__Brief__: Type out the lines below exactly, pictures excluded.

Excerpts from a transcription dataset:
━━━━━━━━━━━━━━━━━━━━

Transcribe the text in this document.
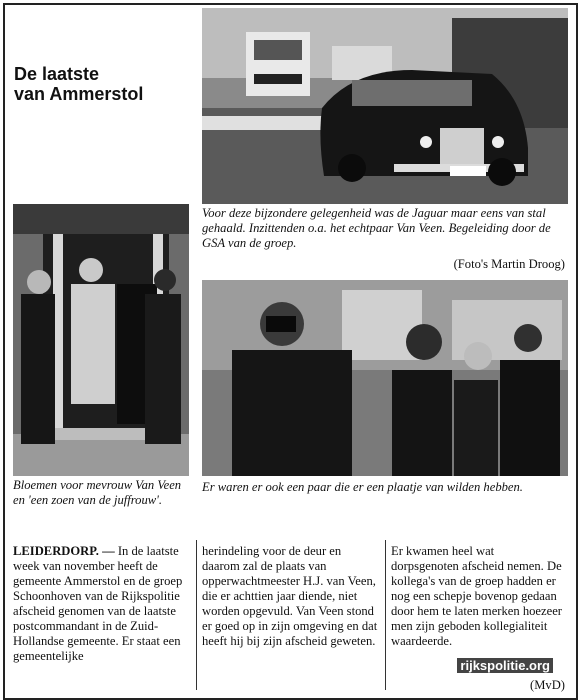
De laatste
van Ammerstol
Voor deze bijzondere gelegenheid was de Jaguar maar eens van stal gehaald. Inzittenden o.a. het echtpaar Van Veen. Begeleiding door de GSA van de groep.
(Foto's Martin Droog)
Bloemen voor mevrouw Van Veen en 'een zoen van de juffrouw'.
Er waren er ook een paar die er een plaatje van wilden hebben.
LEIDERDORP. — In de laatste week van november heeft de gemeente Ammerstol en de groep Schoonhoven van de Rijkspolitie afscheid genomen van de laatste postcommandant in de Zuid-Hollandse gemeente. Er staat een gemeentelijke
herindeling voor de deur en daarom zal de plaats van opperwachtmeester H.J. van Veen, die er achttien jaar diende, niet worden opgevuld. Van Veen stond er goed op in zijn omgeving en dat heeft hij bij zijn afscheid geweten.
Er kwamen heel wat dorpsgenoten afscheid nemen. De kollega's van de groep hadden er nog een schepje bovenop gedaan door hem te laten merken hoezeer men zijn geboden kollegialiteit waardeerde.
rijkspolitie.org
(MvD)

━━━━━━━━━━━━━━━━━━━━

__Answer__:
Transcribe the text in this document.
De laatste
van Ammerstol
Voor deze bijzondere gelegenheid was de Jaguar maar eens van stal gehaald. Inzittenden o.a. het echtpaar Van Veen. Begeleiding door de GSA van de groep.
(Foto's Martin Droog)
Bloemen voor mevrouw Van Veen en 'een zoen van de juffrouw'.
Er waren er ook een paar die er een plaatje van wilden hebben.
LEIDERDORP. — In de laatste week van november heeft de gemeente Ammerstol en de groep Schoonhoven van de Rijkspolitie afscheid genomen van de laatste postcommandant in de Zuid-Hollandse gemeente. Er staat een gemeentelijke
herindeling voor de deur en daarom zal de plaats van opperwachtmeester H.J. van Veen, die er achttien jaar diende, niet worden opgevuld. Van Veen stond er goed op in zijn omgeving en dat heeft hij bij zijn afscheid geweten.
Er kwamen heel wat dorpsgenoten afscheid nemen. De kollega's van de groep hadden er nog een schepje bovenop gedaan door hem te laten merken hoezeer men zijn geboden kollegialiteit waardeerde.
rijkspolitie.org
(MvD)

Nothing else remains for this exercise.